TEXT PROVIDED:
- Opening Delimiter -

Should Medical Schools Teach "Integrative Medicine"?

Robert W. Donnell, MD; Nicholas Genes, MD, PhD; Roy M. Poses, MD


December 06, 2007

In This Article

Roy M. Poses, MD: Medical Schools Embrace CAM Uncritically

Unfortunately, Flexner may be rotating all too rapidly. I, too, am concerned that medical schools are teaching and promoting what is often called CAM, despite the lack of logic or evidence supporting many CAM practices. Meanwhile, the same schools seem to give only lip service to the application of logic and evidence to healthcare, as exemplified by the formal processes of EBM. What evidence I could find favors this gloomy assessment.

By 2002, most US medical schools (98 out of 126) were teaching about CAM practices in 1 or more required courses.[15] The material that was being taught was mostly uncritical: Less than one fifth of CAM courses included "critical evaluation of the scientific literature," and almost four fifths were taught by a "CAM practitioner" who was likely to be an enthusiast, not a critic. Many of the modalities being taught had little scientific justification. These included homeopathy (taught in 58% of courses); ethnomedicine, including Ayurveda and Native American medicine (48%); therapeutic touch (38%); naturopathy (36%); and energy medicine, including manipulation of electromagnetic fields and magnet therapy (12%).[6]

In fact, some medical schools have demonstrated major institutional commitments to CAM. For example, the University of Pennsylvania, Philadelphia, Pennsylvania, signed an agreement with the Tai Sophia Institute of the Healing Arts, whose faculty taught, among other things, that people feel better after dislodging "a blockage of qi, or life energy." In the wake of faculty protests and some unfavorable publicity, the university announced that the agreement was "more loosely...a partnership.[16]"

Similarly, West Virginia University, Morgantown, West Virginia, founded the Sydney Banks Institute for Innate Health, which is based on the insights of Canadian welder Sydney Banks, who said he had found "the secret to life," describing his discovery as "what they call God -- the true meaning of God.[17]" The Institute described Banks as a "theosopher," a term best associated with Madame Blavatsky, the Victorian-era spiritualist who conducted seances. (The Institute later dropped "Sydney Banks" from its name, and now goes by the West Virginia Institute for Innate Health.) The Institute's education director, whose highest degree is a master's in English, has described the Institute's work as "profoundly scientific.[17]" However, in 7 years, the faculty apparently have published only 2 peer-reviewed articles, including a pilot study involving only 8 patients.[18]

Medical schools' often uncritical embracement of CAM sadly contrasts with their often lukewarm support of EBM. As Paul Glasziou put it, "evidence-based medicine (EBM) is like safe sex: talked about a lot, preached (taught) a little and practiced infrequently.[19]" In fact, even though more medical schools require instruction in EBM than require courses in CAM,[15] medical graduates continue to perform poorly when tested on EBM skills.[20,21]

In an era of increasingly commercialized healthcare, the managers and bureaucrats may be inclined to favor the popular and attractive CAM approaches over the rigorous and austere EBM approach. Patients, however, may not benefit from the ministrations of doctors better trained about "qi" than about selection bias and the "intention-to-treat" principle.

- Closing Delimiter -

LISTED ENTRIES:
- Opening Delimiter -

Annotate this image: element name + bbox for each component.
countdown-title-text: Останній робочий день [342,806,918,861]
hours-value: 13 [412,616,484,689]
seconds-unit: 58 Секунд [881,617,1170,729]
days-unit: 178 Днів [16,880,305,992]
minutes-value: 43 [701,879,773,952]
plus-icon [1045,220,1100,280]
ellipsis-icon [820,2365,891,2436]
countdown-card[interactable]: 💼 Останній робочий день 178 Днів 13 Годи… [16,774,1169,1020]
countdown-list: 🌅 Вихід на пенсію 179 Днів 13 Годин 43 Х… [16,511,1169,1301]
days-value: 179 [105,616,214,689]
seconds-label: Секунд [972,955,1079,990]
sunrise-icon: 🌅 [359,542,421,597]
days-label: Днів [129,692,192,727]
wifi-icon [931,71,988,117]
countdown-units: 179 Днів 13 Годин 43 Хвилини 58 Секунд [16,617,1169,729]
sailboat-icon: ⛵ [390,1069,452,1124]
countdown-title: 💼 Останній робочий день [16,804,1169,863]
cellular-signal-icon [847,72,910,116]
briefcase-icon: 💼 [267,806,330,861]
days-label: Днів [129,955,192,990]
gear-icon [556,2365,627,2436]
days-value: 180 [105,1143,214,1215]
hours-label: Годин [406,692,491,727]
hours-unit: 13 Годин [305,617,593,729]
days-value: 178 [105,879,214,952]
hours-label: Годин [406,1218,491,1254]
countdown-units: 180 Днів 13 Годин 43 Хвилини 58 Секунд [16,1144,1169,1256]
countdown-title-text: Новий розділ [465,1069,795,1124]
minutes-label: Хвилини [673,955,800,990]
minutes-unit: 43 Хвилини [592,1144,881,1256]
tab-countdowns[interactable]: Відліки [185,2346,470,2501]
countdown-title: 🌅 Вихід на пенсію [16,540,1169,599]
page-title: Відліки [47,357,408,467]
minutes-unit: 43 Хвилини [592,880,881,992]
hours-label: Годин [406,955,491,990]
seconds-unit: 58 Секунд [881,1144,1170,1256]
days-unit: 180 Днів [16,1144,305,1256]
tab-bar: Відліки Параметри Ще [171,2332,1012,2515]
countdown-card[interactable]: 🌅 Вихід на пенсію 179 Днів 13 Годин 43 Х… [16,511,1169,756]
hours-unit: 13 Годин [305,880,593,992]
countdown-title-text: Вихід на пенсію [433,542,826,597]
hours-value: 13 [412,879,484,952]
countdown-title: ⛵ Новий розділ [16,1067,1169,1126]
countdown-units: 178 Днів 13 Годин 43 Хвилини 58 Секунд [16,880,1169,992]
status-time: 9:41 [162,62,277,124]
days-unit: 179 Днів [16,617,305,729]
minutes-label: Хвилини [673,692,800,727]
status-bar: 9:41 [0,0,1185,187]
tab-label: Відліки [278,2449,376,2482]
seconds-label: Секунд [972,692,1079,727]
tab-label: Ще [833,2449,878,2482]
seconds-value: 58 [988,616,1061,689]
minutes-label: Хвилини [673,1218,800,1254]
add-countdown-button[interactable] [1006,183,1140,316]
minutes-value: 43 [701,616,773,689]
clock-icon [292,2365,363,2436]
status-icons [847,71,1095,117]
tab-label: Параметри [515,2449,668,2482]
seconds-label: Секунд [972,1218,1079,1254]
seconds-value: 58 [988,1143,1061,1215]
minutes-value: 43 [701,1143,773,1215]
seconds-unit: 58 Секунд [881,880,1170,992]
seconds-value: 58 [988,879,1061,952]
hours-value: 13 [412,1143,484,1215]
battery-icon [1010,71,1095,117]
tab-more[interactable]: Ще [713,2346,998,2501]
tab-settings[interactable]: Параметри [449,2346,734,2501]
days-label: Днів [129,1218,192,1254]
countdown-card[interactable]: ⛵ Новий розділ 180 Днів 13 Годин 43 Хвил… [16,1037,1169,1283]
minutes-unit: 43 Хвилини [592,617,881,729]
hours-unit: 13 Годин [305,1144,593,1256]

- Closing Delimiter -

DESCRIPTION OF THE TASK: Copy the passage of the article on medical schools and CAM from "Unfortunately, Flexner may" up to and including "this gloomy assessment.", word for word. Work only from the article on medical schools and CAM.

ANSWER TO THE PROBLEM:
Unfortunately, Flexner may be rotating all too rapidly. I, too, am concerned that medical schools are teaching and promoting what is often called CAM, despite the lack of logic or evidence supporting many CAM practices. Meanwhile, the same schools seem to give only lip service to the application of logic and evidence to healthcare, as exemplified by the formal processes of EBM. What evidence I could find favors this gloomy assessment.